Task instructions
Omit every picture and output the rest of the records exactly as they are.

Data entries
• • • • •
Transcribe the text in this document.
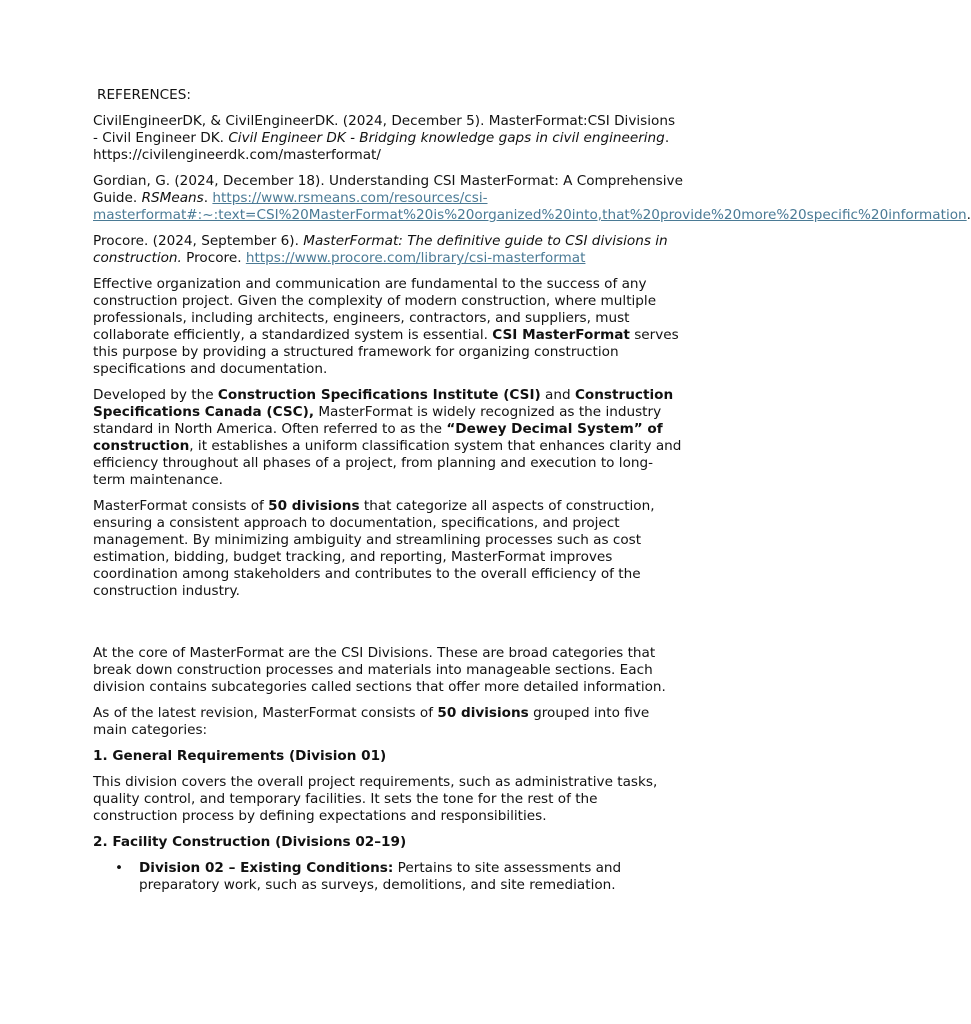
REFERENCES:

CivilEngineerDK, & CivilEngineerDK. (2024, December 5). MasterFormat:CSI Divisions - Civil Engineer DK. Civil Engineer DK - Bridging knowledge gaps in civil engineering. https://civilengineerdk.com/masterformat/

Gordian, G. (2024, December 18). Understanding CSI MasterFormat: A Comprehensive Guide. RSMeans. https://www.rsmeans.com/resources/csi-masterformat#:~:text=CSI%20MasterFormat%20is%20organized%20into,that%20provide%20more%20specific%20information.

Procore. (2024, September 6). MasterFormat: The definitive guide to CSI divisions in construction. Procore. https://www.procore.com/library/csi-masterformat

Effective organization and communication are fundamental to the success of any construction project. Given the complexity of modern construction, where multiple professionals, including architects, engineers, contractors, and suppliers, must collaborate efficiently, a standardized system is essential. CSI MasterFormat serves this purpose by providing a structured framework for organizing construction specifications and documentation.

Developed by the Construction Specifications Institute (CSI) and Construction Specifications Canada (CSC), MasterFormat is widely recognized as the industry standard in North America. Often referred to as the “Dewey Decimal System” of construction, it establishes a uniform classification system that enhances clarity and efficiency throughout all phases of a project, from planning and execution to long-term maintenance.

MasterFormat consists of 50 divisions that categorize all aspects of construction, ensuring a consistent approach to documentation, specifications, and project management. By minimizing ambiguity and streamlining processes such as cost estimation, bidding, budget tracking, and reporting, MasterFormat improves coordination among stakeholders and contributes to the overall efficiency of the construction industry.

At the core of MasterFormat are the CSI Divisions. These are broad categories that break down construction processes and materials into manageable sections. Each division contains subcategories called sections that offer more detailed information.

As of the latest revision, MasterFormat consists of 50 divisions grouped into five main categories:

1. General Requirements (Division 01)

This division covers the overall project requirements, such as administrative tasks, quality control, and temporary facilities. It sets the tone for the rest of the construction process by defining expectations and responsibilities.

2. Facility Construction (Divisions 02–19)
• Division 02 – Existing Conditions: Pertains to site assessments and preparatory work, such as surveys, demolitions, and site remediation.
• • • • •
Expected output
Transcribe the text in this document.
REFERENCES:

CivilEngineerDK, & CivilEngineerDK. (2024, December 5). MasterFormat:CSI Divisions - Civil Engineer DK. Civil Engineer DK - Bridging knowledge gaps in civil engineering. https://civilengineerdk.com/masterformat/

Gordian, G. (2024, December 18). Understanding CSI MasterFormat: A Comprehensive Guide. RSMeans. https://www.rsmeans.com/resources/csi-masterformat#:~:text=CSI%20MasterFormat%20is%20organized%20into,that%20provide%20more%20specific%20information.

Procore. (2024, September 6). MasterFormat: The definitive guide to CSI divisions in construction. Procore. https://www.procore.com/library/csi-masterformat

Effective organization and communication are fundamental to the success of any construction project. Given the complexity of modern construction, where multiple professionals, including architects, engineers, contractors, and suppliers, must collaborate efficiently, a standardized system is essential. CSI MasterFormat serves this purpose by providing a structured framework for organizing construction specifications and documentation.

Developed by the Construction Specifications Institute (CSI) and Construction Specifications Canada (CSC), MasterFormat is widely recognized as the industry standard in North America. Often referred to as the “Dewey Decimal System” of construction, it establishes a uniform classification system that enhances clarity and efficiency throughout all phases of a project, from planning and execution to long-term maintenance.

MasterFormat consists of 50 divisions that categorize all aspects of construction, ensuring a consistent approach to documentation, specifications, and project management. By minimizing ambiguity and streamlining processes such as cost estimation, bidding, budget tracking, and reporting, MasterFormat improves coordination among stakeholders and contributes to the overall efficiency of the construction industry.

At the core of MasterFormat are the CSI Divisions. These are broad categories that break down construction processes and materials into manageable sections. Each division contains subcategories called sections that offer more detailed information.

As of the latest revision, MasterFormat consists of 50 divisions grouped into five main categories:

1. General Requirements (Division 01)

This division covers the overall project requirements, such as administrative tasks, quality control, and temporary facilities. It sets the tone for the rest of the construction process by defining expectations and responsibilities.

2. Facility Construction (Divisions 02–19)
• Division 02 – Existing Conditions: Pertains to site assessments and preparatory work, such as surveys, demolitions, and site remediation.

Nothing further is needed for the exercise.